===== Input data =====

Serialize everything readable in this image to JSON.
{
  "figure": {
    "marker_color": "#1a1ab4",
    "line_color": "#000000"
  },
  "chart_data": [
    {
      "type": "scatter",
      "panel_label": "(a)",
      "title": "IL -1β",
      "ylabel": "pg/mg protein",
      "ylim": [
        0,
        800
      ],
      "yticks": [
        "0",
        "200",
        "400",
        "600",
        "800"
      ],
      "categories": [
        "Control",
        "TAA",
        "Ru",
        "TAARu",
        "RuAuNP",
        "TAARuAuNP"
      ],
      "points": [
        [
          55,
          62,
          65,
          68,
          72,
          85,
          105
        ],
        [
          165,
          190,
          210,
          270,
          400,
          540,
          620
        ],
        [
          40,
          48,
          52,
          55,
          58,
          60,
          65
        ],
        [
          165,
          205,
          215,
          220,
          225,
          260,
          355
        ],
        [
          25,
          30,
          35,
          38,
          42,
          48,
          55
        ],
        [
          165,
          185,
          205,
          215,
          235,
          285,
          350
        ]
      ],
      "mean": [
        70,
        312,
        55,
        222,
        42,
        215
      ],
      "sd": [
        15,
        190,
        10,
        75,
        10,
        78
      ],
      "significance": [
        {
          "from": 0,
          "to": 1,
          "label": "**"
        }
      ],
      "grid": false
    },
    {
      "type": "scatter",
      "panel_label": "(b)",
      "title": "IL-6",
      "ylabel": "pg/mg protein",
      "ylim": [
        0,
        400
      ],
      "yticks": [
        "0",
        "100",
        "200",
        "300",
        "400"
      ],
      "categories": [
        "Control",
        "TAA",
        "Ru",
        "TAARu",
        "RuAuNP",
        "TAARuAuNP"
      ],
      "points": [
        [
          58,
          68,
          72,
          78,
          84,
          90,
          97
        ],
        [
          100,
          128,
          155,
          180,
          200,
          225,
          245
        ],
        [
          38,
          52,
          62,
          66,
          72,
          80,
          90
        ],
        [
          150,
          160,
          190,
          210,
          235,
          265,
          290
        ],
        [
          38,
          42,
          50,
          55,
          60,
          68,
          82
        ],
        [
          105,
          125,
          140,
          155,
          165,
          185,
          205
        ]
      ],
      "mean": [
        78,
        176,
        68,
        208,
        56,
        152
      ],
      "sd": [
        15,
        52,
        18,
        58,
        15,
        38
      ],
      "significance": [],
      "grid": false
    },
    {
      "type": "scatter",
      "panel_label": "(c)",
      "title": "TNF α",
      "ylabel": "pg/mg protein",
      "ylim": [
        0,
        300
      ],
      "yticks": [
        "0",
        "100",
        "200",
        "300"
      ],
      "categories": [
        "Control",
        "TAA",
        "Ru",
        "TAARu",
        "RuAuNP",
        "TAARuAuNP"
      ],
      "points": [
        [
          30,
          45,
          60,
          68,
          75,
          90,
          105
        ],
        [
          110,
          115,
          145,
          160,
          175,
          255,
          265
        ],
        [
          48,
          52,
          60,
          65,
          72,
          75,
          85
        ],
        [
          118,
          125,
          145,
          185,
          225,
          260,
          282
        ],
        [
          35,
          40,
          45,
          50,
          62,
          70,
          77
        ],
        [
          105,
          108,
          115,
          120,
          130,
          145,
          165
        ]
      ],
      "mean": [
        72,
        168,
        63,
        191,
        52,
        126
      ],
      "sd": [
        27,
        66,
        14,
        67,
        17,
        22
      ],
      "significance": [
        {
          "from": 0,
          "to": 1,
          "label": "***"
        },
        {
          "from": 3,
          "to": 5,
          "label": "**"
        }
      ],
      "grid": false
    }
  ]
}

=====

Above are the entries; give them back verbatim.

# Your solution
Serialize everything readable in this image to JSON.
{
  "figure": {
    "marker_color": "#1a1ab4",
    "line_color": "#000000"
  },
  "chart_data": [
    {
      "type": "scatter",
      "panel_label": "(a)",
      "title": "IL -1β",
      "ylabel": "pg/mg protein",
      "ylim": [
        0,
        800
      ],
      "yticks": [
        "0",
        "200",
        "400",
        "600",
        "800"
      ],
      "categories": [
        "Control",
        "TAA",
        "Ru",
        "TAARu",
        "RuAuNP",
        "TAARuAuNP"
      ],
      "points": [
        [
          55,
          62,
          65,
          68,
          72,
          85,
          105
        ],
        [
          165,
          190,
          210,
          270,
          400,
          540,
          620
        ],
        [
          40,
          48,
          52,
          55,
          58,
          60,
          65
        ],
        [
          165,
          205,
          215,
          220,
          225,
          260,
          355
        ],
        [
          25,
          30,
          35,
          38,
          42,
          48,
          55
        ],
        [
          165,
          185,
          205,
          215,
          235,
          285,
          350
        ]
      ],
      "mean": [
        70,
        312,
        55,
        222,
        42,
        215
      ],
      "sd": [
        15,
        190,
        10,
        75,
        10,
        78
      ],
      "significance": [
        {
          "from": 0,
          "to": 1,
          "label": "**"
        }
      ],
      "grid": false
    },
    {
      "type": "scatter",
      "panel_label": "(b)",
      "title": "IL-6",
      "ylabel": "pg/mg protein",
      "ylim": [
        0,
        400
      ],
      "yticks": [
        "0",
        "100",
        "200",
        "300",
        "400"
      ],
      "categories": [
        "Control",
        "TAA",
        "Ru",
        "TAARu",
        "RuAuNP",
        "TAARuAuNP"
      ],
      "points": [
        [
          58,
          68,
          72,
          78,
          84,
          90,
          97
        ],
        [
          100,
          128,
          155,
          180,
          200,
          225,
          245
        ],
        [
          38,
          52,
          62,
          66,
          72,
          80,
          90
        ],
        [
          150,
          160,
          190,
          210,
          235,
          265,
          290
        ],
        [
          38,
          42,
          50,
          55,
          60,
          68,
          82
        ],
        [
          105,
          125,
          140,
          155,
          165,
          185,
          205
        ]
      ],
      "mean": [
        78,
        176,
        68,
        208,
        56,
        152
      ],
      "sd": [
        15,
        52,
        18,
        58,
        15,
        38
      ],
      "significance": [],
      "grid": false
    },
    {
      "type": "scatter",
      "panel_label": "(c)",
      "title": "TNF α",
      "ylabel": "pg/mg protein",
      "ylim": [
        0,
        300
      ],
      "yticks": [
        "0",
        "100",
        "200",
        "300"
      ],
      "categories": [
        "Control",
        "TAA",
        "Ru",
        "TAARu",
        "RuAuNP",
        "TAARuAuNP"
      ],
      "points": [
        [
          30,
          45,
          60,
          68,
          75,
          90,
          105
        ],
        [
          110,
          115,
          145,
          160,
          175,
          255,
          265
        ],
        [
          48,
          52,
          60,
          65,
          72,
          75,
          85
        ],
        [
          118,
          125,
          145,
          185,
          225,
          260,
          282
        ],
        [
          35,
          40,
          45,
          50,
          62,
          70,
          77
        ],
        [
          105,
          108,
          115,
          120,
          130,
          145,
          165
        ]
      ],
      "mean": [
        72,
        168,
        63,
        191,
        52,
        126
      ],
      "sd": [
        27,
        66,
        14,
        67,
        17,
        22
      ],
      "significance": [
        {
          "from": 0,
          "to": 1,
          "label": "***"
        },
        {
          "from": 3,
          "to": 5,
          "label": "**"
        }
      ],
      "grid": false
    }
  ]
}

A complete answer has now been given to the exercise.